→ AIM OF THE TASK: Write each record again exactly as it stands.
BEGIN
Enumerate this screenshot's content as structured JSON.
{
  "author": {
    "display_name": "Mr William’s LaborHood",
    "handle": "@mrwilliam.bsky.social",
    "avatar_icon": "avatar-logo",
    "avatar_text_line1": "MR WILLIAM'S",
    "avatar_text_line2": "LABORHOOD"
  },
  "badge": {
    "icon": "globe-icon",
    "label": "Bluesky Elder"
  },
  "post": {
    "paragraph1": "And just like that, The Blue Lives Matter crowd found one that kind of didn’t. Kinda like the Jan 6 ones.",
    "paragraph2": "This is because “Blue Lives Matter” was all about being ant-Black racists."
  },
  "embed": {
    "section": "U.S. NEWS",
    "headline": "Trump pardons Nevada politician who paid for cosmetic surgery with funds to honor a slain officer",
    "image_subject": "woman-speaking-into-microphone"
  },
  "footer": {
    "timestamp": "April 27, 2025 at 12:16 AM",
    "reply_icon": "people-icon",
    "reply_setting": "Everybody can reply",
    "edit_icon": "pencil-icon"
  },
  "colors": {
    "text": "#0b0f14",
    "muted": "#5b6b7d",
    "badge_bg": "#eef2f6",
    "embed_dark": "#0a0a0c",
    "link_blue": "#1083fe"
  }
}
END
→ THE OUTPUT:
Enumerate this screenshot's content as structured JSON.
{
  "author": {
    "display_name": "Mr William’s LaborHood",
    "handle": "@mrwilliam.bsky.social",
    "avatar_icon": "avatar-logo",
    "avatar_text_line1": "MR WILLIAM'S",
    "avatar_text_line2": "LABORHOOD"
  },
  "badge": {
    "icon": "globe-icon",
    "label": "Bluesky Elder"
  },
  "post": {
    "paragraph1": "And just like that, The Blue Lives Matter crowd found one that kind of didn’t. Kinda like the Jan 6 ones.",
    "paragraph2": "This is because “Blue Lives Matter” was all about being ant-Black racists."
  },
  "embed": {
    "section": "U.S. NEWS",
    "headline": "Trump pardons Nevada politician who paid for cosmetic surgery with funds to honor a slain officer",
    "image_subject": "woman-speaking-into-microphone"
  },
  "footer": {
    "timestamp": "April 27, 2025 at 12:16 AM",
    "reply_icon": "people-icon",
    "reply_setting": "Everybody can reply",
    "edit_icon": "pencil-icon"
  },
  "colors": {
    "text": "#0b0f14",
    "muted": "#5b6b7d",
    "badge_bg": "#eef2f6",
    "embed_dark": "#0a0a0c",
    "link_blue": "#1083fe"
  }
}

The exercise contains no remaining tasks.